## Passage given
▽
Showing posts with label smoking. Show all posts
Showing posts with label smoking. Show all posts

Tuesday, June 23, 2009

What's a polite way to say BIG FAT LIAR?

Oh, I know.

Obama's remarks upon signing the tobacco legislation yesterday are inconsistent with reality.

This legislation will not ban all tobacco products, and it will allow adults to make their own choices.


Well, no. Clearly it won't.

The new law bans candy and fruit flavors in tobacco products[.]


So as an adult, I will be prevented from buying an orange-flavored cigarette (similar to those Camel used to make) or a chocolate-flavored one. How does that allow adults to make their own choices?

Prohibition is alive and well, folks. I just didn't know they'd get around to banning FLAVORS so soon.

The War on Pleasure marches on.

Monday, June 15, 2009

Idea for response to the 21st-century Prohibition.

If it pisses you off that the government hassle has made or WILL make you quit smoking, here's an idea:

Write down how much money you WOULD have spent on cigarettes each day. Come election time, use that amount to punish one of the freedom-haters in Congress.

If your Representative or Senator voted for the latest restrictions, for example, donate half of that money to a primary challenger against him or her, and half to a general election challenger.

If your guy voted AGAINST this monstrosity, donate half to him or her, and pick out one of the Prohibitionists that voted YES and spend the other half trying to get them defeated.

The YES/NOs can be found here and here.

Friday, January 23, 2009

Update.

Well, the next day I smoked that cigarette.

I knew I would fail if I tried to quit without some artificial starting point, so since it was only a couple of days until my birthday, I decided to keep smoking until bedtime the night before then, and start all over.

That was three days ago, and so far so good.
△
## Supplied records
▽
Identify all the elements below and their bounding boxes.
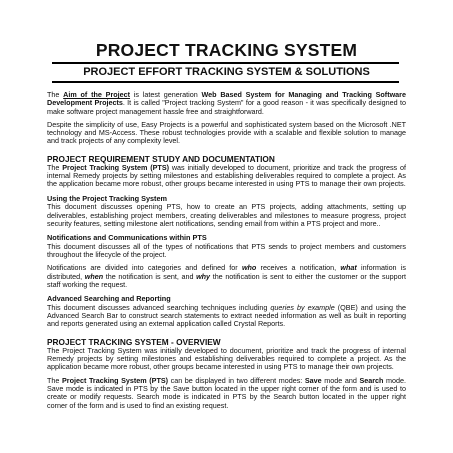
△
▽
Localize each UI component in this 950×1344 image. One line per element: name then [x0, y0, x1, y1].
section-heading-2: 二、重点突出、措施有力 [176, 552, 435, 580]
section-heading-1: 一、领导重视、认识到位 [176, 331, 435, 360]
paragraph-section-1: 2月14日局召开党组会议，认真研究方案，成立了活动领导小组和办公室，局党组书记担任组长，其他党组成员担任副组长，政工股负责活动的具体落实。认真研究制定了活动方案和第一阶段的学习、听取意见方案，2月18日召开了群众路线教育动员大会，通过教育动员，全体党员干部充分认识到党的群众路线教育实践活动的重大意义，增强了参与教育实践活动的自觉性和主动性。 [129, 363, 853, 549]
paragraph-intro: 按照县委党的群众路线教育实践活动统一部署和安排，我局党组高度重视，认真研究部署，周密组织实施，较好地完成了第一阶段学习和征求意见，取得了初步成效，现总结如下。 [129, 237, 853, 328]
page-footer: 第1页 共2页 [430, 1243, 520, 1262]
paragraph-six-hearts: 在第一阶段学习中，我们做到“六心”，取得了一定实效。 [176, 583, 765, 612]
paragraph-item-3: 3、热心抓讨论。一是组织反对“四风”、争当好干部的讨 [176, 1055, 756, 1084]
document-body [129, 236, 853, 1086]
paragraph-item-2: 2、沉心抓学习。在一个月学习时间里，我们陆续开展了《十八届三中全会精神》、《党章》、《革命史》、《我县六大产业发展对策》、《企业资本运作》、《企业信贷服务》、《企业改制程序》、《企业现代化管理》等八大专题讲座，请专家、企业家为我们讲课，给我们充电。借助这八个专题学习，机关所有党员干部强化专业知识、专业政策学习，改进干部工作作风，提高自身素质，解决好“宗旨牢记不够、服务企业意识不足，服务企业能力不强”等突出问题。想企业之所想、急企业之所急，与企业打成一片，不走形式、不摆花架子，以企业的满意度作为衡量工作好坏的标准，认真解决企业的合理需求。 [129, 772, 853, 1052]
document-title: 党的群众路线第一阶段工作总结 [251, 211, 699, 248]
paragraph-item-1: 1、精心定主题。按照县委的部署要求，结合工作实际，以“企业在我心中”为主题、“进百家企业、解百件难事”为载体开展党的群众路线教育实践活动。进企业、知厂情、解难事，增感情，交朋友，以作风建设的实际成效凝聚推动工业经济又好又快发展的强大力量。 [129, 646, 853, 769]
△
## To do
**A.** In the smoking blog posts, what does the new law ban, according to the quoted line?
**B.** Rewrite the lines of the records starting with the line with "Localize each UI" and going on through the line with "section-heading-1: 一、领导重视、认识到位 [176, 331, 435, 360]", swapping "element" for "item" and leaving everything else unchanged. Give only those lines.

## Outputs in order
**A.** Candy and fruit flavors in tobacco products.

**B.**
Localize each UI component in this 950×1344 image. One line per item: name then [x0, y0, x1, y1].
section-heading-2: 二、重点突出、措施有力 [176, 552, 435, 580]
section-heading-1: 一、领导重视、认识到位 [176, 331, 435, 360]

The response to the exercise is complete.